- Source material
[start]

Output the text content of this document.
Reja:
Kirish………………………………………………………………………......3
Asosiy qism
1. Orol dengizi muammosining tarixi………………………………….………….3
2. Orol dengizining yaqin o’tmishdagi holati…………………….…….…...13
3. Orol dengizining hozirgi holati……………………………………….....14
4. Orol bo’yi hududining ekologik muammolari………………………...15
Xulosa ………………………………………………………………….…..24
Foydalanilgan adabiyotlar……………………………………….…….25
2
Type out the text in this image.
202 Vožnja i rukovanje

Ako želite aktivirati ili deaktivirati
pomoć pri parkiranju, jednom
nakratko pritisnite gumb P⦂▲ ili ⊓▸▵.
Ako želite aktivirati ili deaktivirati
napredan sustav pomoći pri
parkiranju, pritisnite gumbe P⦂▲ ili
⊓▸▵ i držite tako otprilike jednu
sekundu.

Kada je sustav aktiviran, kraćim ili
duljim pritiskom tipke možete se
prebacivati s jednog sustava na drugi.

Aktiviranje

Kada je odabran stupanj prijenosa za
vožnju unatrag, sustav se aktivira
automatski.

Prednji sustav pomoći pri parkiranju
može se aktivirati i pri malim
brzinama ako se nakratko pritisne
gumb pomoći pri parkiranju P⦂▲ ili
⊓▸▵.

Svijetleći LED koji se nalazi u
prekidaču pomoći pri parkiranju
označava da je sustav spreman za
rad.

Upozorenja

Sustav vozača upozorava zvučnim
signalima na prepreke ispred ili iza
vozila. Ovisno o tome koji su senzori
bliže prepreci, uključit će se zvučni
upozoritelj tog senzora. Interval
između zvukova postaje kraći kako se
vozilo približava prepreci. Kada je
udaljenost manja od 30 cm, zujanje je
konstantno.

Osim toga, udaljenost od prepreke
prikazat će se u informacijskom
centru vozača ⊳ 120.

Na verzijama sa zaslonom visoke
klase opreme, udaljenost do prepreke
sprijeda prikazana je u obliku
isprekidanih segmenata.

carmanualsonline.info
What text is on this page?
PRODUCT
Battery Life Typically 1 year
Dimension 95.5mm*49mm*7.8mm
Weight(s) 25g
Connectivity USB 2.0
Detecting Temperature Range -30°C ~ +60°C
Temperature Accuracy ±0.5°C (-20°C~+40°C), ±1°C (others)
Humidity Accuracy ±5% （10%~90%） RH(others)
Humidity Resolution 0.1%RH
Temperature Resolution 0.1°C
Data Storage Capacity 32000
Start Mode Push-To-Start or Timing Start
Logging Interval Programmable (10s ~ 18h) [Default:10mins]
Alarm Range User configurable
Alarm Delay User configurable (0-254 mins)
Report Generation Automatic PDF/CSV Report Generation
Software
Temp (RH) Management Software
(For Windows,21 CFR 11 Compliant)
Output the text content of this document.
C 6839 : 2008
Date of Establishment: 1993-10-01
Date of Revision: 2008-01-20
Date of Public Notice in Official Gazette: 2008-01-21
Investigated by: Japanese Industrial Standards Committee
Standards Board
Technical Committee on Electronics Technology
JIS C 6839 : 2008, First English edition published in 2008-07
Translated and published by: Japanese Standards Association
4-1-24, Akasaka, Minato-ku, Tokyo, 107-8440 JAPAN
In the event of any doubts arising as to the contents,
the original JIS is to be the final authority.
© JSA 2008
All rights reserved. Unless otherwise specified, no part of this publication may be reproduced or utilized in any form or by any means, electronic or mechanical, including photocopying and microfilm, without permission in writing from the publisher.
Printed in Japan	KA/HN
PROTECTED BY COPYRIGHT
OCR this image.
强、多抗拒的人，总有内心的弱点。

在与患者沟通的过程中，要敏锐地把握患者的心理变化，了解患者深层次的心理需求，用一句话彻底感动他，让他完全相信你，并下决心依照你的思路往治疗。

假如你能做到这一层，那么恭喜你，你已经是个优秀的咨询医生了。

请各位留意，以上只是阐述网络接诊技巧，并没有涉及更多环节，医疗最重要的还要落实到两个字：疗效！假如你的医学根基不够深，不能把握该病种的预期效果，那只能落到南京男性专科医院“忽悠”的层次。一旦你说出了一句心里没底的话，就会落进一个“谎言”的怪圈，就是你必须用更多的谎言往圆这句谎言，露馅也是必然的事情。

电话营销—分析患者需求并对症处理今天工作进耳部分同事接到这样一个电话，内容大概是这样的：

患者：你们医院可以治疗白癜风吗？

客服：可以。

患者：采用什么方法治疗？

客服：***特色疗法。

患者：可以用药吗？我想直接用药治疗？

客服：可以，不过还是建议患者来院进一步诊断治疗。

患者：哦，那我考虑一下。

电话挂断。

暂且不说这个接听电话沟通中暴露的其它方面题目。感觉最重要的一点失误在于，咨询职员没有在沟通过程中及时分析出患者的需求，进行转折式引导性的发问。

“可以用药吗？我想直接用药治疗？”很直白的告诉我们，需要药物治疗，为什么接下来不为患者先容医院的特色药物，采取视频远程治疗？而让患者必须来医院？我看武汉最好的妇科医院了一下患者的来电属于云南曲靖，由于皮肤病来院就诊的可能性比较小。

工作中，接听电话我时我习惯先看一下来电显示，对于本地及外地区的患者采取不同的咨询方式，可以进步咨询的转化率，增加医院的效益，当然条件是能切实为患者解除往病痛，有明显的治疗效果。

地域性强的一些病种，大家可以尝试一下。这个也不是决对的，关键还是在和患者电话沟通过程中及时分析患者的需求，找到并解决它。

[end]

Each entry is to be returned in full, character for character.

Output the text content of this document.
Reja:
Kirish………………………………………………………………………......3
Asosiy qism
1. Orol dengizi muammosining tarixi………………………………….………….3
2. Orol dengizining yaqin o’tmishdagi holati…………………….…….…...13
3. Orol dengizining hozirgi holati……………………………………….....14
4. Orol bo’yi hududining ekologik muammolari………………………...15
Xulosa ………………………………………………………………….…..24
Foydalanilgan adabiyotlar……………………………………….…….25
2
Type out the text in this image.
202 Vožnja i rukovanje

Ako želite aktivirati ili deaktivirati
pomoć pri parkiranju, jednom
nakratko pritisnite gumb P⦂▲ ili ⊓▸▵.
Ako želite aktivirati ili deaktivirati
napredan sustav pomoći pri
parkiranju, pritisnite gumbe P⦂▲ ili
⊓▸▵ i držite tako otprilike jednu
sekundu.

Kada je sustav aktiviran, kraćim ili
duljim pritiskom tipke možete se
prebacivati s jednog sustava na drugi.

Aktiviranje

Kada je odabran stupanj prijenosa za
vožnju unatrag, sustav se aktivira
automatski.

Prednji sustav pomoći pri parkiranju
može se aktivirati i pri malim
brzinama ako se nakratko pritisne
gumb pomoći pri parkiranju P⦂▲ ili
⊓▸▵.

Svijetleći LED koji se nalazi u
prekidaču pomoći pri parkiranju
označava da je sustav spreman za
rad.

Upozorenja

Sustav vozača upozorava zvučnim
signalima na prepreke ispred ili iza
vozila. Ovisno o tome koji su senzori
bliže prepreci, uključit će se zvučni
upozoritelj tog senzora. Interval
između zvukova postaje kraći kako se
vozilo približava prepreci. Kada je
udaljenost manja od 30 cm, zujanje je
konstantno.

Osim toga, udaljenost od prepreke
prikazat će se u informacijskom
centru vozača ⊳ 120.

Na verzijama sa zaslonom visoke
klase opreme, udaljenost do prepreke
sprijeda prikazana je u obliku
isprekidanih segmenata.

carmanualsonline.info
What text is on this page?
PRODUCT
Battery Life Typically 1 year
Dimension 95.5mm*49mm*7.8mm
Weight(s) 25g
Connectivity USB 2.0
Detecting Temperature Range -30°C ~ +60°C
Temperature Accuracy ±0.5°C (-20°C~+40°C), ±1°C (others)
Humidity Accuracy ±5% （10%~90%） RH(others)
Humidity Resolution 0.1%RH
Temperature Resolution 0.1°C
Data Storage Capacity 32000
Start Mode Push-To-Start or Timing Start
Logging Interval Programmable (10s ~ 18h) [Default:10mins]
Alarm Range User configurable
Alarm Delay User configurable (0-254 mins)
Report Generation Automatic PDF/CSV Report Generation
Software
Temp (RH) Management Software
(For Windows,21 CFR 11 Compliant)
Output the text content of this document.
C 6839 : 2008
Date of Establishment: 1993-10-01
Date of Revision: 2008-01-20
Date of Public Notice in Official Gazette: 2008-01-21
Investigated by: Japanese Industrial Standards Committee
Standards Board
Technical Committee on Electronics Technology
JIS C 6839 : 2008, First English edition published in 2008-07
Translated and published by: Japanese Standards Association
4-1-24, Akasaka, Minato-ku, Tokyo, 107-8440 JAPAN
In the event of any doubts arising as to the contents,
the original JIS is to be the final authority.
© JSA 2008
All rights reserved. Unless otherwise specified, no part of this publication may be reproduced or utilized in any form or by any means, electronic or mechanical, including photocopying and microfilm, without permission in writing from the publisher.
Printed in Japan	KA/HN
PROTECTED BY COPYRIGHT
OCR this image.
强、多抗拒的人，总有内心的弱点。

在与患者沟通的过程中，要敏锐地把握患者的心理变化，了解患者深层次的心理需求，用一句话彻底感动他，让他完全相信你，并下决心依照你的思路往治疗。

假如你能做到这一层，那么恭喜你，你已经是个优秀的咨询医生了。

请各位留意，以上只是阐述网络接诊技巧，并没有涉及更多环节，医疗最重要的还要落实到两个字：疗效！假如你的医学根基不够深，不能把握该病种的预期效果，那只能落到南京男性专科医院“忽悠”的层次。一旦你说出了一句心里没底的话，就会落进一个“谎言”的怪圈，就是你必须用更多的谎言往圆这句谎言，露馅也是必然的事情。

电话营销—分析患者需求并对症处理今天工作进耳部分同事接到这样一个电话，内容大概是这样的：

患者：你们医院可以治疗白癜风吗？

客服：可以。

患者：采用什么方法治疗？

客服：***特色疗法。

患者：可以用药吗？我想直接用药治疗？

客服：可以，不过还是建议患者来院进一步诊断治疗。

患者：哦，那我考虑一下。

电话挂断。

暂且不说这个接听电话沟通中暴露的其它方面题目。感觉最重要的一点失误在于，咨询职员没有在沟通过程中及时分析出患者的需求，进行转折式引导性的发问。

“可以用药吗？我想直接用药治疗？”很直白的告诉我们，需要药物治疗，为什么接下来不为患者先容医院的特色药物，采取视频远程治疗？而让患者必须来医院？我看武汉最好的妇科医院了一下患者的来电属于云南曲靖，由于皮肤病来院就诊的可能性比较小。

工作中，接听电话我时我习惯先看一下来电显示，对于本地及外地区的患者采取不同的咨询方式，可以进步咨询的转化率，增加医院的效益，当然条件是能切实为患者解除往病痛，有明显的治疗效果。

地域性强的一些病种，大家可以尝试一下。这个也不是决对的，关键还是在和患者电话沟通过程中及时分析患者的需求，找到并解决它。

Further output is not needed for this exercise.